_Stored rows:_

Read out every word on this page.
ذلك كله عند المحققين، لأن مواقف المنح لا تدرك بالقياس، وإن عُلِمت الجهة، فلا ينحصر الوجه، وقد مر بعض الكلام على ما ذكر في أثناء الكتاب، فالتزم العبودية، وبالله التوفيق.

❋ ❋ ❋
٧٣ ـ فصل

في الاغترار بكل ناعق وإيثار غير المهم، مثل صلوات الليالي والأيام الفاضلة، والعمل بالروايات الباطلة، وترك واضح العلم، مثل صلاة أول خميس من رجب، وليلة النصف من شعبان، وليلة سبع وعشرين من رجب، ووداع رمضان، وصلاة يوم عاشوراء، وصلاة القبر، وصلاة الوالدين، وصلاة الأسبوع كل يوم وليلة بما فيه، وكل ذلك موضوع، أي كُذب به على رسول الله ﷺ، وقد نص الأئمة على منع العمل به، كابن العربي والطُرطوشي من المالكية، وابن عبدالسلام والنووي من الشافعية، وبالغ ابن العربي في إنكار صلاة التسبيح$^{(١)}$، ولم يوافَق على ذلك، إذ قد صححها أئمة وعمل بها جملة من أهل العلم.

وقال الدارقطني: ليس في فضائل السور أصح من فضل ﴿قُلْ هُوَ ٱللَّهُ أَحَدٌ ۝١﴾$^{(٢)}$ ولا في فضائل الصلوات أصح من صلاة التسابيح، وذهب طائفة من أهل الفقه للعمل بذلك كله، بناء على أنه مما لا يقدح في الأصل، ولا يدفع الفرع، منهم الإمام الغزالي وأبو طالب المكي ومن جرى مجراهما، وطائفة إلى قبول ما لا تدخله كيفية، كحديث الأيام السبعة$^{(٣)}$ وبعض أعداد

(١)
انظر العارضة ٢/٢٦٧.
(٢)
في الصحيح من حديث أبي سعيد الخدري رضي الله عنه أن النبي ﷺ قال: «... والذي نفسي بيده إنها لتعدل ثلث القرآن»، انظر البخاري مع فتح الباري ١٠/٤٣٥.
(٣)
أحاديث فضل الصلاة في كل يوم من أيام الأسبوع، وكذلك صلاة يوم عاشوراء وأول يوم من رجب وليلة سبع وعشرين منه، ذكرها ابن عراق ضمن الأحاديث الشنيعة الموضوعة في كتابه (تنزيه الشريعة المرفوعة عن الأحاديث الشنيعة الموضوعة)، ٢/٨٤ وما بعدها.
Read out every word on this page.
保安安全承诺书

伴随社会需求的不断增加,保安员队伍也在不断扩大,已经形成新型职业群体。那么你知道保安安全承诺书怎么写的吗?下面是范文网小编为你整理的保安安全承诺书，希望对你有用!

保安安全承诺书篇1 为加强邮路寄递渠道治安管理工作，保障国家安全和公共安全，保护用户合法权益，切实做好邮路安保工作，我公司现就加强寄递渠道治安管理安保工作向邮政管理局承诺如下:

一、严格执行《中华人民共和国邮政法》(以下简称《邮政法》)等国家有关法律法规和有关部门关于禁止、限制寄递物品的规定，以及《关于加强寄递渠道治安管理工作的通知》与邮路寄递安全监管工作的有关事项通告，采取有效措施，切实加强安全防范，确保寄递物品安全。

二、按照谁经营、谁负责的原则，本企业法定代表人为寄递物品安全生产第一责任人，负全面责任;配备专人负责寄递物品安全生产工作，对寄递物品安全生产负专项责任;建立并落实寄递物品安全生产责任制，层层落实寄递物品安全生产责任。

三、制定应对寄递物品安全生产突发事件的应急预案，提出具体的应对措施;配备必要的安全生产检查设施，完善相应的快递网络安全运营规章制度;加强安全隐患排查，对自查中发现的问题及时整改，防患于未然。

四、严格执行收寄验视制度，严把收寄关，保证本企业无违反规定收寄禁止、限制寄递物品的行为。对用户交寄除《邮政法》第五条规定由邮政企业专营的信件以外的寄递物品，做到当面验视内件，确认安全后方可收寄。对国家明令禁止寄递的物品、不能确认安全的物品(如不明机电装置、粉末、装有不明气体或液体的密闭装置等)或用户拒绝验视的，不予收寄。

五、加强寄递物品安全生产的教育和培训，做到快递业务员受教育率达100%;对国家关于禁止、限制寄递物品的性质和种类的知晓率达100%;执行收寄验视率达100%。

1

_What you will do:_
Write the data from above out again, exactly.

_Exercise solution:_
Read out every word on this page.
ذلك كله عند المحققين، لأن مواقف المنح لا تدرك بالقياس، وإن عُلِمت الجهة، فلا ينحصر الوجه، وقد مر بعض الكلام على ما ذكر في أثناء الكتاب، فالتزم العبودية، وبالله التوفيق.

❋ ❋ ❋
٧٣ ـ فصل

في الاغترار بكل ناعق وإيثار غير المهم، مثل صلوات الليالي والأيام الفاضلة، والعمل بالروايات الباطلة، وترك واضح العلم، مثل صلاة أول خميس من رجب، وليلة النصف من شعبان، وليلة سبع وعشرين من رجب، ووداع رمضان، وصلاة يوم عاشوراء، وصلاة القبر، وصلاة الوالدين، وصلاة الأسبوع كل يوم وليلة بما فيه، وكل ذلك موضوع، أي كُذب به على رسول الله ﷺ، وقد نص الأئمة على منع العمل به، كابن العربي والطُرطوشي من المالكية، وابن عبدالسلام والنووي من الشافعية، وبالغ ابن العربي في إنكار صلاة التسبيح$^{(١)}$، ولم يوافَق على ذلك، إذ قد صححها أئمة وعمل بها جملة من أهل العلم.

وقال الدارقطني: ليس في فضائل السور أصح من فضل ﴿قُلْ هُوَ ٱللَّهُ أَحَدٌ ۝١﴾$^{(٢)}$ ولا في فضائل الصلوات أصح من صلاة التسابيح، وذهب طائفة من أهل الفقه للعمل بذلك كله، بناء على أنه مما لا يقدح في الأصل، ولا يدفع الفرع، منهم الإمام الغزالي وأبو طالب المكي ومن جرى مجراهما، وطائفة إلى قبول ما لا تدخله كيفية، كحديث الأيام السبعة$^{(٣)}$ وبعض أعداد

(١)
انظر العارضة ٢/٢٦٧.
(٢)
في الصحيح من حديث أبي سعيد الخدري رضي الله عنه أن النبي ﷺ قال: «... والذي نفسي بيده إنها لتعدل ثلث القرآن»، انظر البخاري مع فتح الباري ١٠/٤٣٥.
(٣)
أحاديث فضل الصلاة في كل يوم من أيام الأسبوع، وكذلك صلاة يوم عاشوراء وأول يوم من رجب وليلة سبع وعشرين منه، ذكرها ابن عراق ضمن الأحاديث الشنيعة الموضوعة في كتابه (تنزيه الشريعة المرفوعة عن الأحاديث الشنيعة الموضوعة)، ٢/٨٤ وما بعدها.
Read out every word on this page.
保安安全承诺书

伴随社会需求的不断增加,保安员队伍也在不断扩大,已经形成新型职业群体。那么你知道保安安全承诺书怎么写的吗?下面是范文网小编为你整理的保安安全承诺书，希望对你有用!

保安安全承诺书篇1 为加强邮路寄递渠道治安管理工作，保障国家安全和公共安全，保护用户合法权益，切实做好邮路安保工作，我公司现就加强寄递渠道治安管理安保工作向邮政管理局承诺如下:

一、严格执行《中华人民共和国邮政法》(以下简称《邮政法》)等国家有关法律法规和有关部门关于禁止、限制寄递物品的规定，以及《关于加强寄递渠道治安管理工作的通知》与邮路寄递安全监管工作的有关事项通告，采取有效措施，切实加强安全防范，确保寄递物品安全。

二、按照谁经营、谁负责的原则，本企业法定代表人为寄递物品安全生产第一责任人，负全面责任;配备专人负责寄递物品安全生产工作，对寄递物品安全生产负专项责任;建立并落实寄递物品安全生产责任制，层层落实寄递物品安全生产责任。

三、制定应对寄递物品安全生产突发事件的应急预案，提出具体的应对措施;配备必要的安全生产检查设施，完善相应的快递网络安全运营规章制度;加强安全隐患排查，对自查中发现的问题及时整改，防患于未然。

四、严格执行收寄验视制度，严把收寄关，保证本企业无违反规定收寄禁止、限制寄递物品的行为。对用户交寄除《邮政法》第五条规定由邮政企业专营的信件以外的寄递物品，做到当面验视内件，确认安全后方可收寄。对国家明令禁止寄递的物品、不能确认安全的物品(如不明机电装置、粉末、装有不明气体或液体的密闭装置等)或用户拒绝验视的，不予收寄。

五、加强寄递物品安全生产的教育和培训，做到快递业务员受教育率达100%;对国家关于禁止、限制寄递物品的性质和种类的知晓率达100%;执行收寄验视率达100%。

1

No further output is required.